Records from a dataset
□ □ □ □ □

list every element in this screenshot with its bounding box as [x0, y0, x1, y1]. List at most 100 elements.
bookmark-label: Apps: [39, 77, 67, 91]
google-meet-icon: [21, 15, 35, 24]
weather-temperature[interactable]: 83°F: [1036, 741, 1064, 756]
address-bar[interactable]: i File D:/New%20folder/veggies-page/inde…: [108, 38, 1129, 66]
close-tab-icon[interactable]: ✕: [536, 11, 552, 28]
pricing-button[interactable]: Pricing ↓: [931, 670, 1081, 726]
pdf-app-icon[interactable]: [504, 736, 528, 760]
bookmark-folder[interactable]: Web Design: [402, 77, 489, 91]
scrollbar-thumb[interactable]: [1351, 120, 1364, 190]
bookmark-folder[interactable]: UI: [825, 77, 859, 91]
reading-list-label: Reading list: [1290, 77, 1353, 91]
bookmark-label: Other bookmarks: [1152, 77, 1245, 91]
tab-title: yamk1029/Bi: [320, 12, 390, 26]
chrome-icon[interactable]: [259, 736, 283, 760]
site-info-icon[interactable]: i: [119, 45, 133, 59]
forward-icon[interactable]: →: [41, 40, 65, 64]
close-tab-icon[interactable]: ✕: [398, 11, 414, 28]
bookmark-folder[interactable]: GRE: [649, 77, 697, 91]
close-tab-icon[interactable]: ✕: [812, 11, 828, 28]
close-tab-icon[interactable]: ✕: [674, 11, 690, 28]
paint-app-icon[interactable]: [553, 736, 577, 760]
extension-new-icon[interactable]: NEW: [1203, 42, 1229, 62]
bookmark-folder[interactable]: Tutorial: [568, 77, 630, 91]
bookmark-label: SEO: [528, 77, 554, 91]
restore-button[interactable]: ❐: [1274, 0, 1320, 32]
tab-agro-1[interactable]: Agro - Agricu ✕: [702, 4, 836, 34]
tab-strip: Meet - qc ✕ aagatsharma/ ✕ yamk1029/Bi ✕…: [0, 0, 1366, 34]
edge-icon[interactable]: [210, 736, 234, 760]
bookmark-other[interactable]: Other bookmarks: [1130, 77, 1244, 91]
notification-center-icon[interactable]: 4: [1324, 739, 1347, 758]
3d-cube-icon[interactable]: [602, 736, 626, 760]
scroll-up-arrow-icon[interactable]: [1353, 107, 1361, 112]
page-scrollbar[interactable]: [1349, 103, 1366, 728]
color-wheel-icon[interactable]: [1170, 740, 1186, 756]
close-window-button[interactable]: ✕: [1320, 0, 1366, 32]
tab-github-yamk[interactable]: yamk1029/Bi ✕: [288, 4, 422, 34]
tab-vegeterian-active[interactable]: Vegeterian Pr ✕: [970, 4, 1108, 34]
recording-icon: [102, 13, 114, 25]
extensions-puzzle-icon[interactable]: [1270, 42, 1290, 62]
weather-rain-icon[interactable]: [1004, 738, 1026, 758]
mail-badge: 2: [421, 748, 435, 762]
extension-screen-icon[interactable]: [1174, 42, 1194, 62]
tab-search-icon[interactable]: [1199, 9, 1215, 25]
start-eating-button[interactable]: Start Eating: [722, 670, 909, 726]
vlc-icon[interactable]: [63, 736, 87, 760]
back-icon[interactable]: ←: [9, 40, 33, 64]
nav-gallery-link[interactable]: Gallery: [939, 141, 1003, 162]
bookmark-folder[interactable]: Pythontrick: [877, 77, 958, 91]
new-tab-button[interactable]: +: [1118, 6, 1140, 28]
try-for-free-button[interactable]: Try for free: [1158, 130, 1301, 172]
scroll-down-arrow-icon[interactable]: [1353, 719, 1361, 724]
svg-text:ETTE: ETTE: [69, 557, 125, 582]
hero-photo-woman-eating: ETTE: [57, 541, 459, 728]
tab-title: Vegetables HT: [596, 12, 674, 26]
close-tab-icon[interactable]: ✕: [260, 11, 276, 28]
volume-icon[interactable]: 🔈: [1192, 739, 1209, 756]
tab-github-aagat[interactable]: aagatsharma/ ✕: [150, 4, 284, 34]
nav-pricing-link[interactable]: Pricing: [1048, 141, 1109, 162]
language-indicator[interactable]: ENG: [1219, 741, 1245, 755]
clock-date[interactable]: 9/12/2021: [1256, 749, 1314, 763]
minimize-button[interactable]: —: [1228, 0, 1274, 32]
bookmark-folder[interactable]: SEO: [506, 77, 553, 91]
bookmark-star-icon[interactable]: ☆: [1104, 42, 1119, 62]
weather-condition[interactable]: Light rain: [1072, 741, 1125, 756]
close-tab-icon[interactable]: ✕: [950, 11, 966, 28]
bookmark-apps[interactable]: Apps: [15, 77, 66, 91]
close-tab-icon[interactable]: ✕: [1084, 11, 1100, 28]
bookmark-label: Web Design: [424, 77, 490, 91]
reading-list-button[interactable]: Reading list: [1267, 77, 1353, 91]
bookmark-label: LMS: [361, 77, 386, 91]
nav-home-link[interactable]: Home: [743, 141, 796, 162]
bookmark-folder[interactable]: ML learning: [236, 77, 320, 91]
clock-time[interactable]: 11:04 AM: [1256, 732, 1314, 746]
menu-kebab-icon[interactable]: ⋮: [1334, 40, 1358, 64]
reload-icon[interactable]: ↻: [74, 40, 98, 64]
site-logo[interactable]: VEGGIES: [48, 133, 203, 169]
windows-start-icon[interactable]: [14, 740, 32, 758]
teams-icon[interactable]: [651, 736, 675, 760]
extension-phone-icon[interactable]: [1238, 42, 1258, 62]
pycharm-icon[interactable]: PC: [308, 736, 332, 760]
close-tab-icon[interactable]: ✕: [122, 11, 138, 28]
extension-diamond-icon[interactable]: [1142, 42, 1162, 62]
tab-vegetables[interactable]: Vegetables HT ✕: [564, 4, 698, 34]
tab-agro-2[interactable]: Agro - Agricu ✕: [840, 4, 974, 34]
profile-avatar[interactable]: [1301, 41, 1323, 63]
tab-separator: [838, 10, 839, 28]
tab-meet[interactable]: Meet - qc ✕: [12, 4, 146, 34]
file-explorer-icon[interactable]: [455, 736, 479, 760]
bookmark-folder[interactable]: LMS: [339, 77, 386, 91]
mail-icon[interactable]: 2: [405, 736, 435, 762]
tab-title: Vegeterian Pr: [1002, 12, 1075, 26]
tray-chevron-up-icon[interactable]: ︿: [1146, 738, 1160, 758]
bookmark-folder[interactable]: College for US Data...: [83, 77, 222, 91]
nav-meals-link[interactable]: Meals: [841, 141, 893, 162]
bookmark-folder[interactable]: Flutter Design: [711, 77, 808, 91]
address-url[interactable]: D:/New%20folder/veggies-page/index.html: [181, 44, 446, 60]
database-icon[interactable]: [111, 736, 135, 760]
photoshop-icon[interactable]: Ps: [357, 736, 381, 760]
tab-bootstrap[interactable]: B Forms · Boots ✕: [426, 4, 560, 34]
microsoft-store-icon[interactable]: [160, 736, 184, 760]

□ □ □ □ □

Rewrite the records above with every "close-tab-icon" swapped for "tab-close-button", leaving everything else unchanged.

list every element in this screenshot with its bounding box as [x0, y0, x1, y1]. List at most 100 elements.
bookmark-label: Apps: [39, 77, 67, 91]
google-meet-icon: [21, 15, 35, 24]
weather-temperature[interactable]: 83°F: [1036, 741, 1064, 756]
address-bar[interactable]: i File D:/New%20folder/veggies-page/inde…: [108, 38, 1129, 66]
tab-close-button[interactable]: ✕: [536, 11, 552, 28]
pricing-button[interactable]: Pricing ↓: [931, 670, 1081, 726]
pdf-app-icon[interactable]: [504, 736, 528, 760]
bookmark-folder[interactable]: Web Design: [402, 77, 489, 91]
scrollbar-thumb[interactable]: [1351, 120, 1364, 190]
bookmark-folder[interactable]: UI: [825, 77, 859, 91]
reading-list-label: Reading list: [1290, 77, 1353, 91]
bookmark-label: Other bookmarks: [1152, 77, 1245, 91]
tab-title: yamk1029/Bi: [320, 12, 390, 26]
chrome-icon[interactable]: [259, 736, 283, 760]
site-info-icon[interactable]: i: [119, 45, 133, 59]
forward-icon[interactable]: →: [41, 40, 65, 64]
tab-close-button[interactable]: ✕: [398, 11, 414, 28]
bookmark-folder[interactable]: GRE: [649, 77, 697, 91]
tab-close-button[interactable]: ✕: [812, 11, 828, 28]
tab-close-button[interactable]: ✕: [674, 11, 690, 28]
paint-app-icon[interactable]: [553, 736, 577, 760]
extension-new-icon[interactable]: NEW: [1203, 42, 1229, 62]
bookmark-folder[interactable]: Tutorial: [568, 77, 630, 91]
bookmark-label: SEO: [528, 77, 554, 91]
restore-button[interactable]: ❐: [1274, 0, 1320, 32]
tab-agro-1[interactable]: Agro - Agricu ✕: [702, 4, 836, 34]
tab-strip: Meet - qc ✕ aagatsharma/ ✕ yamk1029/Bi ✕…: [0, 0, 1366, 34]
edge-icon[interactable]: [210, 736, 234, 760]
bookmark-other[interactable]: Other bookmarks: [1130, 77, 1244, 91]
notification-center-icon[interactable]: 4: [1324, 739, 1347, 758]
3d-cube-icon[interactable]: [602, 736, 626, 760]
scroll-up-arrow-icon[interactable]: [1353, 107, 1361, 112]
page-scrollbar[interactable]: [1349, 103, 1366, 728]
color-wheel-icon[interactable]: [1170, 740, 1186, 756]
close-window-button[interactable]: ✕: [1320, 0, 1366, 32]
tab-github-yamk[interactable]: yamk1029/Bi ✕: [288, 4, 422, 34]
tab-vegeterian-active[interactable]: Vegeterian Pr ✕: [970, 4, 1108, 34]
recording-icon: [102, 13, 114, 25]
extensions-puzzle-icon[interactable]: [1270, 42, 1290, 62]
weather-rain-icon[interactable]: [1004, 738, 1026, 758]
mail-badge: 2: [421, 748, 435, 762]
extension-screen-icon[interactable]: [1174, 42, 1194, 62]
tab-search-icon[interactable]: [1199, 9, 1215, 25]
start-eating-button[interactable]: Start Eating: [722, 670, 909, 726]
vlc-icon[interactable]: [63, 736, 87, 760]
back-icon[interactable]: ←: [9, 40, 33, 64]
nav-gallery-link[interactable]: Gallery: [939, 141, 1003, 162]
bookmark-folder[interactable]: Pythontrick: [877, 77, 958, 91]
new-tab-button[interactable]: +: [1118, 6, 1140, 28]
try-for-free-button[interactable]: Try for free: [1158, 130, 1301, 172]
scroll-down-arrow-icon[interactable]: [1353, 719, 1361, 724]
svg-text:ETTE: ETTE: [69, 557, 125, 582]
hero-photo-woman-eating: ETTE: [57, 541, 459, 728]
tab-title: Vegetables HT: [596, 12, 674, 26]
tab-close-button[interactable]: ✕: [260, 11, 276, 28]
volume-icon[interactable]: 🔈: [1192, 739, 1209, 756]
tab-github-aagat[interactable]: aagatsharma/ ✕: [150, 4, 284, 34]
nav-pricing-link[interactable]: Pricing: [1048, 141, 1109, 162]
language-indicator[interactable]: ENG: [1219, 741, 1245, 755]
clock-date[interactable]: 9/12/2021: [1256, 749, 1314, 763]
minimize-button[interactable]: —: [1228, 0, 1274, 32]
bookmark-folder[interactable]: SEO: [506, 77, 553, 91]
bookmark-star-icon[interactable]: ☆: [1104, 42, 1119, 62]
weather-condition[interactable]: Light rain: [1072, 741, 1125, 756]
tab-close-button[interactable]: ✕: [950, 11, 966, 28]
bookmark-apps[interactable]: Apps: [15, 77, 66, 91]
tab-close-button[interactable]: ✕: [1084, 11, 1100, 28]
bookmark-label: Web Design: [424, 77, 490, 91]
reading-list-button[interactable]: Reading list: [1267, 77, 1353, 91]
bookmark-label: LMS: [361, 77, 386, 91]
nav-home-link[interactable]: Home: [743, 141, 796, 162]
bookmark-folder[interactable]: ML learning: [236, 77, 320, 91]
clock-time[interactable]: 11:04 AM: [1256, 732, 1314, 746]
menu-kebab-icon[interactable]: ⋮: [1334, 40, 1358, 64]
reload-icon[interactable]: ↻: [74, 40, 98, 64]
site-logo[interactable]: VEGGIES: [48, 133, 203, 169]
windows-start-icon[interactable]: [14, 740, 32, 758]
teams-icon[interactable]: [651, 736, 675, 760]
extension-phone-icon[interactable]: [1238, 42, 1258, 62]
pycharm-icon[interactable]: PC: [308, 736, 332, 760]
tab-close-button[interactable]: ✕: [122, 11, 138, 28]
extension-diamond-icon[interactable]: [1142, 42, 1162, 62]
tab-vegetables[interactable]: Vegetables HT ✕: [564, 4, 698, 34]
tab-agro-2[interactable]: Agro - Agricu ✕: [840, 4, 974, 34]
profile-avatar[interactable]: [1301, 41, 1323, 63]
tab-separator: [838, 10, 839, 28]
tab-meet[interactable]: Meet - qc ✕: [12, 4, 146, 34]
file-explorer-icon[interactable]: [455, 736, 479, 760]
bookmark-folder[interactable]: LMS: [339, 77, 386, 91]
mail-icon[interactable]: 2: [405, 736, 435, 762]
tab-title: Vegeterian Pr: [1002, 12, 1075, 26]
tray-chevron-up-icon[interactable]: ︿: [1146, 738, 1160, 758]
bookmark-folder[interactable]: College for US Data...: [83, 77, 222, 91]
nav-meals-link[interactable]: Meals: [841, 141, 893, 162]
bookmark-folder[interactable]: Flutter Design: [711, 77, 808, 91]
address-url[interactable]: D:/New%20folder/veggies-page/index.html: [181, 44, 446, 60]
database-icon[interactable]: [111, 736, 135, 760]
photoshop-icon[interactable]: Ps: [357, 736, 381, 760]
tab-bootstrap[interactable]: B Forms · Boots ✕: [426, 4, 560, 34]
microsoft-store-icon[interactable]: [160, 736, 184, 760]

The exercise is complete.